### [Written request]
Lines containing the word "quốc" are the ones to copy from the records below.

### [Extracted information]

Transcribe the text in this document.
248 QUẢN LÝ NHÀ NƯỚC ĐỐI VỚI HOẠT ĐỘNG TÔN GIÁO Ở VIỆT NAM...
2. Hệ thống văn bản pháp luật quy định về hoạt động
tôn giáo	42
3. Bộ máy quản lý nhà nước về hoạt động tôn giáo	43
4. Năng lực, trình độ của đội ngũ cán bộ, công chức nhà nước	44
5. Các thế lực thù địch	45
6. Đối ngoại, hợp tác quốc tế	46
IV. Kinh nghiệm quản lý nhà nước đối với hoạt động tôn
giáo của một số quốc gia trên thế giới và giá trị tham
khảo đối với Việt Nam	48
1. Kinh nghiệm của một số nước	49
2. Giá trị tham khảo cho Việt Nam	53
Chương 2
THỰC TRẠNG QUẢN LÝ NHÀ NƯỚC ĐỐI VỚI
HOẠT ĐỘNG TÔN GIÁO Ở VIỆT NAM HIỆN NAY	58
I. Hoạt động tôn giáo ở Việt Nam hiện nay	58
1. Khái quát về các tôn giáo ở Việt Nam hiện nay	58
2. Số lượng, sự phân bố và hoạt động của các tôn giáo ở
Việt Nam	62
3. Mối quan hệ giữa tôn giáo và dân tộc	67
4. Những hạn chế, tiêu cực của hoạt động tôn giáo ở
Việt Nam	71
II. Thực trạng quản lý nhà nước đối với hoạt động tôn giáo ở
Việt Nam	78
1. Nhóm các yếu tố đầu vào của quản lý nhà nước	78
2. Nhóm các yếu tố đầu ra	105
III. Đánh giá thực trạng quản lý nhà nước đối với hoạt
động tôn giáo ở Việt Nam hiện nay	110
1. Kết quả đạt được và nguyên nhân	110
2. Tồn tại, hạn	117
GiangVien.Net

### [Result]
6. Đối ngoại, hợp tác quốc tế	46
giáo của một số quốc gia trên thế giới và giá trị tham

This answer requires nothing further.